▽

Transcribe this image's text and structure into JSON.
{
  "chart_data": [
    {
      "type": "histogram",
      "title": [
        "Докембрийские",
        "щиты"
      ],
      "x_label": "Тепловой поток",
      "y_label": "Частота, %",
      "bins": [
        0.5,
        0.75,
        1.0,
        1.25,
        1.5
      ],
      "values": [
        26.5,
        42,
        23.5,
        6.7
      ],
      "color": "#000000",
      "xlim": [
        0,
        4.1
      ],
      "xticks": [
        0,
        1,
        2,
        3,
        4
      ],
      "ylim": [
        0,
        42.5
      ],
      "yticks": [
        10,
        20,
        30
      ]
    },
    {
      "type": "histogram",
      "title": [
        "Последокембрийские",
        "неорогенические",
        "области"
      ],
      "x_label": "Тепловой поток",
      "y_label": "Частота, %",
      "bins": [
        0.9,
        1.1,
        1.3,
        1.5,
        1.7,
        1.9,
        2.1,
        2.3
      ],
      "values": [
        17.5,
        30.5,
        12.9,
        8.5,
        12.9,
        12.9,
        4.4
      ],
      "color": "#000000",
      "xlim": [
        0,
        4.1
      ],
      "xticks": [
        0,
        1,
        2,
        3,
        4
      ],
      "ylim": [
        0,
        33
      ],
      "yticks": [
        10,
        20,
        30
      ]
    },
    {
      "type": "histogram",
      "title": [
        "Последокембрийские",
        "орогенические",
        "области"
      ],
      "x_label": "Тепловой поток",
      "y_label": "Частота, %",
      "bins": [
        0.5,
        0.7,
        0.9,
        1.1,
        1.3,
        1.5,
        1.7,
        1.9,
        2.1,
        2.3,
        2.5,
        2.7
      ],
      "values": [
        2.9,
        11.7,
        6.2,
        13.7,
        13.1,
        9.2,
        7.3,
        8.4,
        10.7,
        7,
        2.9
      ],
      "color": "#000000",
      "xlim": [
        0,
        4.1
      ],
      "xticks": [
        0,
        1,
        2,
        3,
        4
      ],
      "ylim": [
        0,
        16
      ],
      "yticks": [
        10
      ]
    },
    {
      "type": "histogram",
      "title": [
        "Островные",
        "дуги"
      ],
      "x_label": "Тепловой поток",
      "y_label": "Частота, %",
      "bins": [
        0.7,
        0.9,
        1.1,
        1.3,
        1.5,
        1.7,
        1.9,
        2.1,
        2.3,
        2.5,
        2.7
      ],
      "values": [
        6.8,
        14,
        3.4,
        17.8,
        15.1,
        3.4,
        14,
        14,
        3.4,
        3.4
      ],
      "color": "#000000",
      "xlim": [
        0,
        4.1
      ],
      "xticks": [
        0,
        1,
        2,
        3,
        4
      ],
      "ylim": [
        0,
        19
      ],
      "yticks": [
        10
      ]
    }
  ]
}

△

__WORK INSTRUCTIONS__: Reproduce all the data word for word.

__COMPLETE OUTPUT__:
Transcribe this image's text and structure into JSON.
{
  "chart_data": [
    {
      "type": "histogram",
      "title": [
        "Докембрийские",
        "щиты"
      ],
      "x_label": "Тепловой поток",
      "y_label": "Частота, %",
      "bins": [
        0.5,
        0.75,
        1.0,
        1.25,
        1.5
      ],
      "values": [
        26.5,
        42,
        23.5,
        6.7
      ],
      "color": "#000000",
      "xlim": [
        0,
        4.1
      ],
      "xticks": [
        0,
        1,
        2,
        3,
        4
      ],
      "ylim": [
        0,
        42.5
      ],
      "yticks": [
        10,
        20,
        30
      ]
    },
    {
      "type": "histogram",
      "title": [
        "Последокембрийские",
        "неорогенические",
        "области"
      ],
      "x_label": "Тепловой поток",
      "y_label": "Частота, %",
      "bins": [
        0.9,
        1.1,
        1.3,
        1.5,
        1.7,
        1.9,
        2.1,
        2.3
      ],
      "values": [
        17.5,
        30.5,
        12.9,
        8.5,
        12.9,
        12.9,
        4.4
      ],
      "color": "#000000",
      "xlim": [
        0,
        4.1
      ],
      "xticks": [
        0,
        1,
        2,
        3,
        4
      ],
      "ylim": [
        0,
        33
      ],
      "yticks": [
        10,
        20,
        30
      ]
    },
    {
      "type": "histogram",
      "title": [
        "Последокембрийские",
        "орогенические",
        "области"
      ],
      "x_label": "Тепловой поток",
      "y_label": "Частота, %",
      "bins": [
        0.5,
        0.7,
        0.9,
        1.1,
        1.3,
        1.5,
        1.7,
        1.9,
        2.1,
        2.3,
        2.5,
        2.7
      ],
      "values": [
        2.9,
        11.7,
        6.2,
        13.7,
        13.1,
        9.2,
        7.3,
        8.4,
        10.7,
        7,
        2.9
      ],
      "color": "#000000",
      "xlim": [
        0,
        4.1
      ],
      "xticks": [
        0,
        1,
        2,
        3,
        4
      ],
      "ylim": [
        0,
        16
      ],
      "yticks": [
        10
      ]
    },
    {
      "type": "histogram",
      "title": [
        "Островные",
        "дуги"
      ],
      "x_label": "Тепловой поток",
      "y_label": "Частота, %",
      "bins": [
        0.7,
        0.9,
        1.1,
        1.3,
        1.5,
        1.7,
        1.9,
        2.1,
        2.3,
        2.5,
        2.7
      ],
      "values": [
        6.8,
        14,
        3.4,
        17.8,
        15.1,
        3.4,
        14,
        14,
        3.4,
        3.4
      ],
      "color": "#000000",
      "xlim": [
        0,
        4.1
      ],
      "xticks": [
        0,
        1,
        2,
        3,
        4
      ],
      "ylim": [
        0,
        19
      ],
      "yticks": [
        10
      ]
    }
  ]
}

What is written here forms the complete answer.